** BEGIN Material supplied **
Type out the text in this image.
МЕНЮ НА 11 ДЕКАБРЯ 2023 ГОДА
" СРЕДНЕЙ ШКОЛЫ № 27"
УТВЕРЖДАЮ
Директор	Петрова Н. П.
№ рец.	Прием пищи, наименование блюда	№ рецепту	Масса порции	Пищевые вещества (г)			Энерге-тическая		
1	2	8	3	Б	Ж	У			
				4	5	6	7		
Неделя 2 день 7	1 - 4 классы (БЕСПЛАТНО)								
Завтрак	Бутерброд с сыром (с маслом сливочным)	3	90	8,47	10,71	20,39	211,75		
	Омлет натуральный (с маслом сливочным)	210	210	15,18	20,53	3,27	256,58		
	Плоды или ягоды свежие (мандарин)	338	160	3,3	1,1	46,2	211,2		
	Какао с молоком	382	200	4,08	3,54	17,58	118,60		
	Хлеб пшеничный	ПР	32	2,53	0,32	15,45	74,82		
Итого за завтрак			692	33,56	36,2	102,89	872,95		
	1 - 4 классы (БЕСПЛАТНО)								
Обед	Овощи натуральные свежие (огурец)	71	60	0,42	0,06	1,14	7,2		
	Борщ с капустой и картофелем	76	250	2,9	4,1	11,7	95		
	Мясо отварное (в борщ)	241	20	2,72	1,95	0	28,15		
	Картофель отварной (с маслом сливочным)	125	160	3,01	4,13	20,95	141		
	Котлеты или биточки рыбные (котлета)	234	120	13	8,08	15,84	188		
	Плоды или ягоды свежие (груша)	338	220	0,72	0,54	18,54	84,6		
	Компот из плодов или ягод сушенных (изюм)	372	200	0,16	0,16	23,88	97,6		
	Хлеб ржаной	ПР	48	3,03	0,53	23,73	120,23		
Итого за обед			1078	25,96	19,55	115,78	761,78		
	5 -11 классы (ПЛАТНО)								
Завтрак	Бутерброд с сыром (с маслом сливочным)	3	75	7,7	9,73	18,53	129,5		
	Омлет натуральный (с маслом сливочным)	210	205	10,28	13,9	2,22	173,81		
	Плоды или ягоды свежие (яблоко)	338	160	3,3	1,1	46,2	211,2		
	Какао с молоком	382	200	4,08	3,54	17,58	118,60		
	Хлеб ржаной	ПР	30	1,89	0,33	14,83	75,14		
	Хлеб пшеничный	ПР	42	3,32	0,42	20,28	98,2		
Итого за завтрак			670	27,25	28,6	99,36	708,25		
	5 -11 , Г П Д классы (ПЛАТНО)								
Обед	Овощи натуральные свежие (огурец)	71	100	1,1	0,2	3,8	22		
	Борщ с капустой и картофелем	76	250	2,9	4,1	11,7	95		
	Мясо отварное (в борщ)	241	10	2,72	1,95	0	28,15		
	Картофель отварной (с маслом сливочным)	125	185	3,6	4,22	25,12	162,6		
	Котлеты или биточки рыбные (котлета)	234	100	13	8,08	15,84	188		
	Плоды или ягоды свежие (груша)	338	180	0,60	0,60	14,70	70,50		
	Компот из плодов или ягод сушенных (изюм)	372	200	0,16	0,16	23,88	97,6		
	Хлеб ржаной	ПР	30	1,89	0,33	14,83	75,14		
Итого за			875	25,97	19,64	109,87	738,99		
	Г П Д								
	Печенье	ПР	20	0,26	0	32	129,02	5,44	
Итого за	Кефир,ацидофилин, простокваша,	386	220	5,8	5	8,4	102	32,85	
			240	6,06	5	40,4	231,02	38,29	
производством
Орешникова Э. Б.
** END Material supplied **
**Given request:** Take every line that includes the string "натуральные" and copy it.

**Result below:**
Обед	Овощи натуральные свежие (огурец)	71	60	0,42	0,06	1,14	7,2		
Обед	Овощи натуральные свежие (огурец)	71	100	1,1	0,2	3,8	22		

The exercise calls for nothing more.